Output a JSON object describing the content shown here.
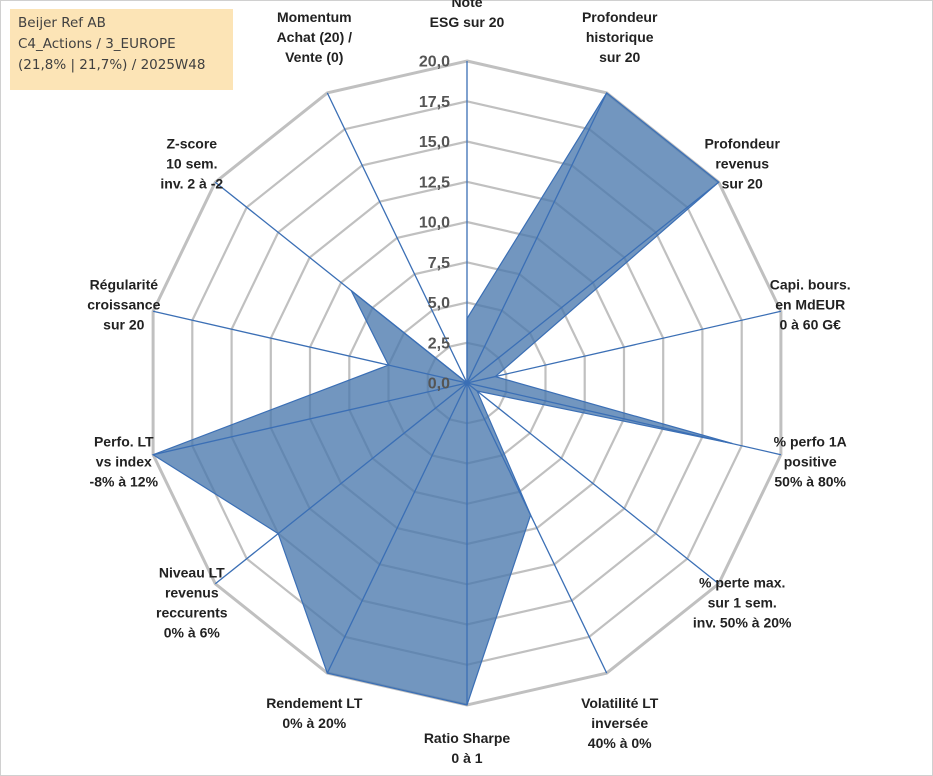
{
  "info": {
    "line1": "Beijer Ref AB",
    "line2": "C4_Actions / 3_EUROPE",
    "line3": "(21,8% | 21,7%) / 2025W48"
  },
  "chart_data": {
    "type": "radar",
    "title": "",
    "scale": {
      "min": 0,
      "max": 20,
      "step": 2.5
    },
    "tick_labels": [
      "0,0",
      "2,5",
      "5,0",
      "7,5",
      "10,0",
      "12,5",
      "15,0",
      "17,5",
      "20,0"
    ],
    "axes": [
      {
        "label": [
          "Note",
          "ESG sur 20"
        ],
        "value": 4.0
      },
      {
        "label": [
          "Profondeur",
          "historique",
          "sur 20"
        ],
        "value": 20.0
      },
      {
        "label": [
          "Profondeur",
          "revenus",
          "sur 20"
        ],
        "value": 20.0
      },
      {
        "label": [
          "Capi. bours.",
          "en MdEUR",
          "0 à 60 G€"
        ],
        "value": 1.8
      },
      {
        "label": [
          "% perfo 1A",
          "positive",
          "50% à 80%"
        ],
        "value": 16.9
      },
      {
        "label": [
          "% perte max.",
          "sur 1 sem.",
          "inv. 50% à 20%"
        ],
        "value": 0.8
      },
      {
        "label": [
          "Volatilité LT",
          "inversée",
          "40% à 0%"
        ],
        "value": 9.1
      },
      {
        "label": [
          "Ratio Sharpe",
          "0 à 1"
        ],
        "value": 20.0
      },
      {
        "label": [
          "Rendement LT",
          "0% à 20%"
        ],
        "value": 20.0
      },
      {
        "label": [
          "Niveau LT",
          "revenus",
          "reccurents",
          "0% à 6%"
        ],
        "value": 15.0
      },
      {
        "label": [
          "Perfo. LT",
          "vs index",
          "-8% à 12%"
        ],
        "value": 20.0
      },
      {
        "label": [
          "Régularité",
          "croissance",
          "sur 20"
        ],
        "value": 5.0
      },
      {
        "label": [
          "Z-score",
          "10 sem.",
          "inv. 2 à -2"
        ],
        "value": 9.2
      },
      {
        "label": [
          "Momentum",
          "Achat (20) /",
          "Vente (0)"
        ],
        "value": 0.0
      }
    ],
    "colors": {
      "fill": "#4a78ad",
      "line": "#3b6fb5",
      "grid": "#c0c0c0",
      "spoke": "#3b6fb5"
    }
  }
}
===
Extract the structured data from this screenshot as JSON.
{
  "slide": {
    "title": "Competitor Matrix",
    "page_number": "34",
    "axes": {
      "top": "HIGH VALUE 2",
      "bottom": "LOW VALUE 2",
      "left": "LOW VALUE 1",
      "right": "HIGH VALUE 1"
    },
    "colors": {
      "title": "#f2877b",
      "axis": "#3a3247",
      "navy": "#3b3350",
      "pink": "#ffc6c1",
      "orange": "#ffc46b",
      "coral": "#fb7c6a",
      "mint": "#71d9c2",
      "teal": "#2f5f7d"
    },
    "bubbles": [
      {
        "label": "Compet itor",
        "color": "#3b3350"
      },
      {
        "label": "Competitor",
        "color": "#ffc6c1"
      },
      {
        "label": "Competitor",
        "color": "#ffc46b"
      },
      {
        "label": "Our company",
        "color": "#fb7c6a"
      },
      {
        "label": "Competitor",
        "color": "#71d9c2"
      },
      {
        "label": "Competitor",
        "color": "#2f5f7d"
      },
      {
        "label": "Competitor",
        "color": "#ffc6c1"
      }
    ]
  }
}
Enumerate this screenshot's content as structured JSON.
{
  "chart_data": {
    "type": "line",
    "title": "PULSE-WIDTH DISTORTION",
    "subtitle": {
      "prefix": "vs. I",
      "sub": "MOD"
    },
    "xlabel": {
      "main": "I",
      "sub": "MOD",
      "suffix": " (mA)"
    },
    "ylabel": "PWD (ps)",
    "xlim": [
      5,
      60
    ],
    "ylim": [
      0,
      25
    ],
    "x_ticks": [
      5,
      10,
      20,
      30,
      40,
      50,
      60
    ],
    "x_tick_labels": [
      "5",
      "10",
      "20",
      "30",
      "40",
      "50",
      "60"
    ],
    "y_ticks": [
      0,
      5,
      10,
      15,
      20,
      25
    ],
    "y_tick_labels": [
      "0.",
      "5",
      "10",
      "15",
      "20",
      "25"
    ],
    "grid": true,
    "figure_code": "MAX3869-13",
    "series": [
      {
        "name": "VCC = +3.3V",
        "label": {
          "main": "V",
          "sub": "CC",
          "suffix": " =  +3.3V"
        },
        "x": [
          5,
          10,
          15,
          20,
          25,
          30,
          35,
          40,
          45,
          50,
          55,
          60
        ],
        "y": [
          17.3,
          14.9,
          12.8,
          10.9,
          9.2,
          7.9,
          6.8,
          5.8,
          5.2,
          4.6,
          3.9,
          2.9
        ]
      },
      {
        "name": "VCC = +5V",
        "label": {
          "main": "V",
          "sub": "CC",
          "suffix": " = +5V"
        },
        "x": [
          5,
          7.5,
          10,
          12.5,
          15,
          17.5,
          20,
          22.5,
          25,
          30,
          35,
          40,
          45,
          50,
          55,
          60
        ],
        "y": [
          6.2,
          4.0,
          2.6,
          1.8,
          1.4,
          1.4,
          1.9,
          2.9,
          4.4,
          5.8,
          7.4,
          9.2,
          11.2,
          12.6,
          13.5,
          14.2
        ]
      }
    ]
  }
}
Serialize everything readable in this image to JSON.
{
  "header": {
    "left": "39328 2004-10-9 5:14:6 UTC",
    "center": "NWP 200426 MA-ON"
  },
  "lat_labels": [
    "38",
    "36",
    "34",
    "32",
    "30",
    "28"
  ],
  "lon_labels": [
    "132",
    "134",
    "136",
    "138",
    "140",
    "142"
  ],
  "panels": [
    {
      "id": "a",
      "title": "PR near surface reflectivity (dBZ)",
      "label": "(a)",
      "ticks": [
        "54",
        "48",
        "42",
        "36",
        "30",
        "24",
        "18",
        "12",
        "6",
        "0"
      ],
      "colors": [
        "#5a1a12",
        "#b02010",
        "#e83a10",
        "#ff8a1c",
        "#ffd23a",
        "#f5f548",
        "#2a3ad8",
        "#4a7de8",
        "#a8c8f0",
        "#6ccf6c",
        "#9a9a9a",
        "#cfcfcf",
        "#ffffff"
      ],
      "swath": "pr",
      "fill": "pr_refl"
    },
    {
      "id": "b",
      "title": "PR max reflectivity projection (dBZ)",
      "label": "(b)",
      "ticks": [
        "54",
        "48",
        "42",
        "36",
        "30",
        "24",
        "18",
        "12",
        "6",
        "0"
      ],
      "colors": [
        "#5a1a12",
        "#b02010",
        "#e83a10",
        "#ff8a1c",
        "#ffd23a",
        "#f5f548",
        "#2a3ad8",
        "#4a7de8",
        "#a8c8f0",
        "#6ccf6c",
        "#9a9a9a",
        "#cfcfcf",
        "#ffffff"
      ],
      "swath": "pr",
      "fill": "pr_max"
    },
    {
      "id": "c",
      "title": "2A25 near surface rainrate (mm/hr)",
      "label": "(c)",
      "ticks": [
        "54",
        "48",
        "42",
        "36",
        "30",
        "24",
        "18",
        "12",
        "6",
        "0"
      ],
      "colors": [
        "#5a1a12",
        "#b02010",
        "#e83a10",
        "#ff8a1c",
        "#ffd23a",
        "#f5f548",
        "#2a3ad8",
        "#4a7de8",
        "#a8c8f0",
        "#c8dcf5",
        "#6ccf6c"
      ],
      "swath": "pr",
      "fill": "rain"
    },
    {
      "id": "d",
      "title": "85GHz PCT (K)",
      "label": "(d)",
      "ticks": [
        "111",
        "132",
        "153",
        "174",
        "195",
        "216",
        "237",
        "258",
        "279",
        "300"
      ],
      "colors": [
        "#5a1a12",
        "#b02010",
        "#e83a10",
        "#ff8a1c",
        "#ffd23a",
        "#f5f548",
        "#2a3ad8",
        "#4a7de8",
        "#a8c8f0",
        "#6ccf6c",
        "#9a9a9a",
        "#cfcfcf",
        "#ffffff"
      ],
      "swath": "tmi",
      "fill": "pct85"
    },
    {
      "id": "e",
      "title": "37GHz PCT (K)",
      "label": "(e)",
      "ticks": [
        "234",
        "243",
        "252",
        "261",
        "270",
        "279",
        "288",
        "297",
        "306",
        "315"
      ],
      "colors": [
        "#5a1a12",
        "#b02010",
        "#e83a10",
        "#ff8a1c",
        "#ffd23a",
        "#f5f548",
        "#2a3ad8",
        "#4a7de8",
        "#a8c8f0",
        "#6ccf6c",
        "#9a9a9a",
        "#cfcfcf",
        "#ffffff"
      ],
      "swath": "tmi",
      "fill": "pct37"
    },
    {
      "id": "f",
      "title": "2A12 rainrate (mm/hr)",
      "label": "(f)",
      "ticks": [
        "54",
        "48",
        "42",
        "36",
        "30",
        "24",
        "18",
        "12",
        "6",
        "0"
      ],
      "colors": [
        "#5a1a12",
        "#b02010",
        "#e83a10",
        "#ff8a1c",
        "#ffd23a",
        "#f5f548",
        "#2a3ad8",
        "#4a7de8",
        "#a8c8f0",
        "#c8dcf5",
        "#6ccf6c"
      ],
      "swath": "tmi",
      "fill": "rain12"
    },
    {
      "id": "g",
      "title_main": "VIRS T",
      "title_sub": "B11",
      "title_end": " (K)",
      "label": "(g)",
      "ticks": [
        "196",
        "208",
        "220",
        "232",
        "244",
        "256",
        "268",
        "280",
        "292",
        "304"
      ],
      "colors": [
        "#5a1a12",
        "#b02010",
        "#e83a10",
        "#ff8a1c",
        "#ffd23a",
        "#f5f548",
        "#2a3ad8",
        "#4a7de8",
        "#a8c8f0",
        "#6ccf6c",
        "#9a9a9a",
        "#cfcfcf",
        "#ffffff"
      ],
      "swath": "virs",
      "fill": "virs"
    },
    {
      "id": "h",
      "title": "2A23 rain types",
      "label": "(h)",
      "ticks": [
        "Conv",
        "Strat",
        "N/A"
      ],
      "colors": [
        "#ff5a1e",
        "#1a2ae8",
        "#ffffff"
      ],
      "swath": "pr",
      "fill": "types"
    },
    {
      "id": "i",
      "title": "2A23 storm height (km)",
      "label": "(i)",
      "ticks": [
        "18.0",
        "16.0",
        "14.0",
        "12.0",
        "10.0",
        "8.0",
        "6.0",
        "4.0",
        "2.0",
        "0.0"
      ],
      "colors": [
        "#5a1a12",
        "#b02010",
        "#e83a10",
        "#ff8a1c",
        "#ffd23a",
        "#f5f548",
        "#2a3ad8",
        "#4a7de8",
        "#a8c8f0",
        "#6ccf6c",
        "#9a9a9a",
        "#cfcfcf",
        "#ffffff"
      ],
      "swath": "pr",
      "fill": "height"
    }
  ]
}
===
> [Directions] Exactly how many lines in the data above contain the word "left"? Respond with the number and nothing more.

> [Task result] 2